-- TASK PROMPT --
Format every line of the data below as a numbered list, skipping blank lines and omitting the pictures.

-- AVAILABLE DATA --
..............................

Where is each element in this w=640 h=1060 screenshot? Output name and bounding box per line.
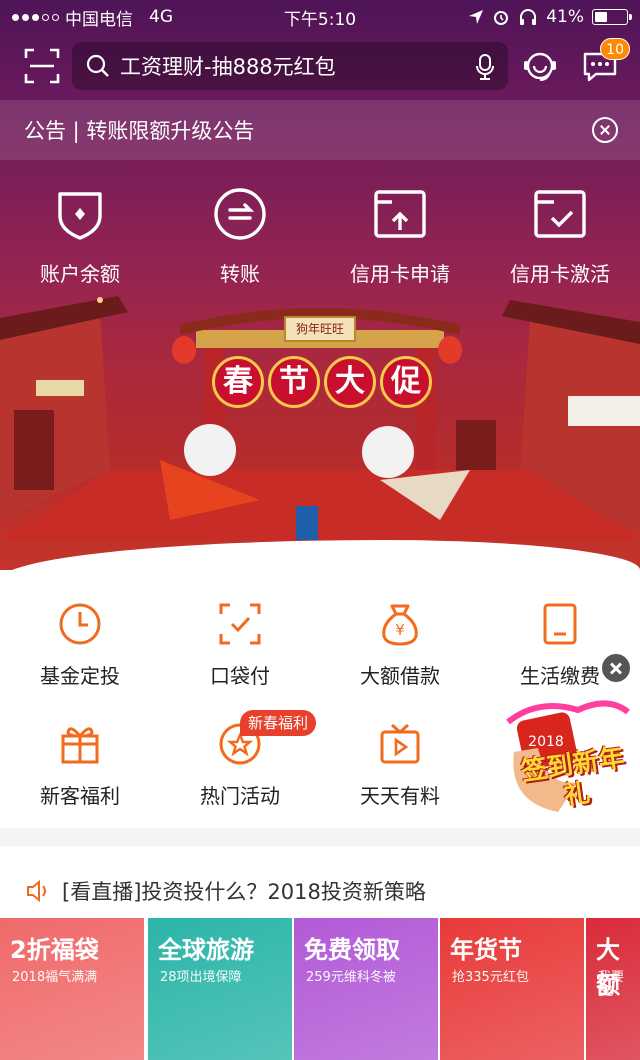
announcement-text: 公告 | 转账限额升级公告 (24, 119, 255, 143)
tv-play-icon (380, 723, 420, 764)
microphone-icon[interactable] (476, 54, 494, 80)
close-promo-icon[interactable] (600, 652, 632, 684)
quick-action-balance[interactable]: 账户余额 (0, 186, 160, 296)
messages-button[interactable]: 10 (580, 38, 630, 86)
announcement-bar[interactable]: 公告 | 转账限额升级公告 (0, 100, 640, 160)
service-label: 生活缴费 (520, 664, 600, 688)
speaker-icon (27, 880, 46, 902)
phone-bill-icon (543, 603, 577, 645)
promo-card-free-quilt[interactable]: 免费领取 259元维科冬被 (294, 918, 438, 1060)
quick-actions: 账户余额 转账 信用卡申请 信用卡激活 (0, 186, 640, 296)
location-icon (469, 10, 484, 24)
promo-card-new-year-goods[interactable]: 年货节 抢335元红包 (440, 918, 584, 1060)
promo-year: 2018 (528, 734, 564, 750)
quick-action-card-apply[interactable]: 信用卡申请 (320, 186, 480, 296)
service-pocket-pay[interactable]: 口袋付 (160, 602, 320, 689)
banner-char: 促 (380, 356, 432, 408)
promo-card-large-loan[interactable]: 大额 我要50 (586, 918, 640, 1060)
scan-icon[interactable] (24, 48, 60, 84)
clock-icon (59, 603, 101, 645)
service-label: 热门活动 (200, 784, 280, 808)
carrier-name: 中国电信 (65, 9, 133, 30)
battery-percent: 41% (546, 7, 584, 27)
network-type: 4G (149, 7, 173, 27)
banner-char: 春 (212, 356, 264, 408)
status-bar: 中国电信 4G 下午5:10 41% (0, 0, 640, 34)
banner-char: 节 (268, 356, 320, 408)
card-title: 全球旅游 (158, 936, 254, 964)
promo-cards: 2折福袋 2018福气满满 全球旅游 28项出境保障 免费领取 259元维科冬被… (0, 918, 640, 1060)
quick-action-label: 转账 (220, 262, 260, 286)
card-subtitle: 我要50 (598, 970, 625, 1000)
live-headline-text: [看直播]投资投什么？2018投资新策略 (62, 880, 426, 904)
service-label: 天天有料 (360, 784, 440, 808)
message-badge: 10 (600, 38, 630, 60)
card-subtitle: 抢335元红包 (452, 970, 529, 985)
service-label: 新客福利 (40, 784, 120, 808)
search-row: 工资理财-抽888元红包 10 (0, 38, 640, 94)
header-hero: 中国电信 4G 下午5:10 41% 工资理财-抽888元红包 10 公告 | … (0, 0, 640, 570)
card-subtitle: 259元维科冬被 (306, 970, 396, 985)
card-activate-icon (534, 190, 586, 238)
signal-icon (12, 13, 59, 21)
quick-action-label: 信用卡激活 (510, 262, 610, 286)
live-headline[interactable]: [看直播]投资投什么？2018投资新策略 (26, 876, 426, 906)
battery-icon (592, 9, 632, 25)
card-apply-icon (374, 190, 426, 238)
svg-text:¥: ¥ (395, 621, 405, 639)
quick-action-card-activate[interactable]: 信用卡激活 (480, 186, 640, 296)
live-section: [看直播]投资投什么？2018投资新策略 2折福袋 2018福气满满 全球旅游 … (0, 846, 640, 1060)
gate-sign: 狗年旺旺 (284, 316, 356, 342)
wallet-icon (58, 192, 102, 240)
quick-action-label: 账户余额 (40, 262, 120, 286)
scan-pay-icon (219, 603, 261, 645)
service-label: 大额借款 (360, 664, 440, 688)
card-title: 年货节 (450, 936, 522, 964)
quick-action-label: 信用卡申请 (350, 262, 450, 286)
promo-card-lucky-bag[interactable]: 2折福袋 2018福气满满 (0, 918, 144, 1060)
banner-char: 大 (324, 356, 376, 408)
service-label: 口袋付 (210, 664, 270, 688)
banner-title: 春 节 大 促 (212, 356, 432, 408)
headphones-icon (520, 9, 537, 25)
customer-service-icon[interactable] (520, 46, 560, 86)
transfer-icon (214, 188, 266, 240)
card-subtitle: 28项出境保障 (160, 970, 242, 985)
alarm-icon (494, 11, 509, 25)
service-new-customer[interactable]: 新客福利 (0, 722, 160, 809)
card-title: 免费领取 (304, 936, 400, 964)
search-icon (86, 54, 109, 77)
quick-action-transfer[interactable]: 转账 (160, 186, 320, 296)
new-year-welfare-tag: 新春福利 (240, 710, 317, 736)
search-input[interactable]: 工资理财-抽888元红包 (72, 42, 508, 90)
gift-icon (61, 727, 99, 764)
card-subtitle: 2018福气满满 (12, 970, 98, 985)
close-announcement-icon[interactable] (592, 117, 618, 143)
service-daily-news[interactable]: 天天有料 (320, 722, 480, 809)
service-label: 基金定投 (40, 664, 120, 688)
promo-card-travel[interactable]: 全球旅游 28项出境保障 (148, 918, 292, 1060)
money-bag-icon: ¥ (382, 604, 418, 646)
service-fund-investment[interactable]: 基金定投 (0, 602, 160, 689)
search-placeholder: 工资理财-抽888元红包 (120, 55, 336, 79)
card-title: 2折福袋 (10, 936, 99, 964)
service-large-loan[interactable]: ¥ 大额借款 (320, 602, 480, 689)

..............................

-- FINAL RESULT --
1. Where is each element in this w=640 h=1060 screenshot? Output name and bounding box per line.
2. announcement-text: 公告 | 转账限额升级公告 (24, 119, 255, 143)
3. tv-play-icon (380, 723, 420, 764)
4. microphone-icon[interactable] (476, 54, 494, 80)
5. close-promo-icon[interactable] (600, 652, 632, 684)
6. quick-action-balance[interactable]: 账户余额 (0, 186, 160, 296)
7. messages-button[interactable]: 10 (580, 38, 630, 86)
8. announcement-bar[interactable]: 公告 | 转账限额升级公告 (0, 100, 640, 160)
9. service-label: 生活缴费 (520, 664, 600, 688)
10. speaker-icon (27, 880, 46, 902)
11. phone-bill-icon (543, 603, 577, 645)
12. promo-card-free-quilt[interactable]: 免费领取 259元维科冬被 (294, 918, 438, 1060)
13. quick-actions: 账户余额 转账 信用卡申请 信用卡激活 (0, 186, 640, 296)
14. location-icon (469, 10, 484, 24)
15. promo-card-new-year-goods[interactable]: 年货节 抢335元红包 (440, 918, 584, 1060)
16. promo-year: 2018 (528, 734, 564, 750)
17. quick-action-card-apply[interactable]: 信用卡申请 (320, 186, 480, 296)
18. service-pocket-pay[interactable]: 口袋付 (160, 602, 320, 689)
19. banner-char: 促 (380, 356, 432, 408)
20. promo-card-large-loan[interactable]: 大额 我要50 (586, 918, 640, 1060)
21. scan-icon[interactable] (24, 48, 60, 84)
22. clock-icon (59, 603, 101, 645)
23. service-label: 热门活动 (200, 784, 280, 808)
24. carrier-name: 中国电信 (65, 9, 133, 30)
25. battery-percent: 41% (546, 7, 584, 27)
26. network-type: 4G (149, 7, 173, 27)
27. banner-char: 春 (212, 356, 264, 408)
28. status-bar: 中国电信 4G 下午5:10 41% (0, 0, 640, 34)
29. banner-char: 节 (268, 356, 320, 408)
30. card-title: 全球旅游 (158, 936, 254, 964)
31. promo-cards: 2折福袋 2018福气满满 全球旅游 28项出境保障 免费领取 259元维科冬被… (0, 918, 640, 1060)
32. quick-action-label: 转账 (220, 262, 260, 286)
33. card-subtitle: 我要50 (598, 970, 625, 1000)
34. live-headline-text: [看直播]投资投什么？2018投资新策略 (62, 880, 426, 904)
35. service-label: 天天有料 (360, 784, 440, 808)
36. message-badge: 10 (600, 38, 630, 60)
37. card-subtitle: 抢335元红包 (452, 970, 529, 985)
38. service-label: 新客福利 (40, 784, 120, 808)
39. search-row: 工资理财-抽888元红包 10 (0, 38, 640, 94)
40. header-hero: 中国电信 4G 下午5:10 41% 工资理财-抽888元红包 10 公告 | … (0, 0, 640, 570)
41. card-subtitle: 259元维科冬被 (306, 970, 396, 985)
42. card-activate-icon (534, 190, 586, 238)
43. signal-icon (12, 13, 59, 21)
44. quick-action-label: 信用卡激活 (510, 262, 610, 286)
45. live-headline[interactable]: [看直播]投资投什么？2018投资新策略 (26, 876, 426, 906)
46. battery-icon (592, 9, 632, 25)
47. card-apply-icon (374, 190, 426, 238)
48. svg-text:¥: ¥ (395, 621, 405, 639)
49. quick-action-card-activate[interactable]: 信用卡激活 (480, 186, 640, 296)
50. live-section: [看直播]投资投什么？2018投资新策略 2折福袋 2018福气满满 全球旅游 … (0, 846, 640, 1060)
51. gate-sign: 狗年旺旺 (284, 316, 356, 342)
52. wallet-icon (58, 192, 102, 240)
53. quick-action-label: 账户余额 (40, 262, 120, 286)
54. scan-pay-icon (219, 603, 261, 645)
55. service-label: 大额借款 (360, 664, 440, 688)
56. card-title: 年货节 (450, 936, 522, 964)
57. quick-action-label: 信用卡申请 (350, 262, 450, 286)
58. promo-card-lucky-bag[interactable]: 2折福袋 2018福气满满 (0, 918, 144, 1060)
59. banner-char: 大 (324, 356, 376, 408)
60. service-label: 口袋付 (210, 664, 270, 688)
61. banner-title: 春 节 大 促 (212, 356, 432, 408)
62. headphones-icon (520, 9, 537, 25)
63. customer-service-icon[interactable] (520, 46, 560, 86)
64. transfer-icon (214, 188, 266, 240)
65. card-subtitle: 28项出境保障 (160, 970, 242, 985)
66. alarm-icon (494, 11, 509, 25)
67. service-new-customer[interactable]: 新客福利 (0, 722, 160, 809)
68. card-title: 免费领取 (304, 936, 400, 964)
69. search-icon (86, 54, 109, 77)
70. quick-action-transfer[interactable]: 转账 (160, 186, 320, 296)
71. new-year-welfare-tag: 新春福利 (240, 710, 317, 736)
72. search-input[interactable]: 工资理财-抽888元红包 (72, 42, 508, 90)
73. gift-icon (61, 727, 99, 764)
74. card-subtitle: 2018福气满满 (12, 970, 98, 985)
75. close-announcement-icon[interactable] (592, 117, 618, 143)
76. service-daily-news[interactable]: 天天有料 (320, 722, 480, 809)
77. service-label: 基金定投 (40, 664, 120, 688)
78. promo-card-travel[interactable]: 全球旅游 28项出境保障 (148, 918, 292, 1060)
79. money-bag-icon: ¥ (382, 604, 418, 646)
80. service-fund-investment[interactable]: 基金定投 (0, 602, 160, 689)
81. search-placeholder: 工资理财-抽888元红包 (120, 55, 336, 79)
82. card-title: 2折福袋 (10, 936, 99, 964)
83. service-large-loan[interactable]: ¥ 大额借款 (320, 602, 480, 689)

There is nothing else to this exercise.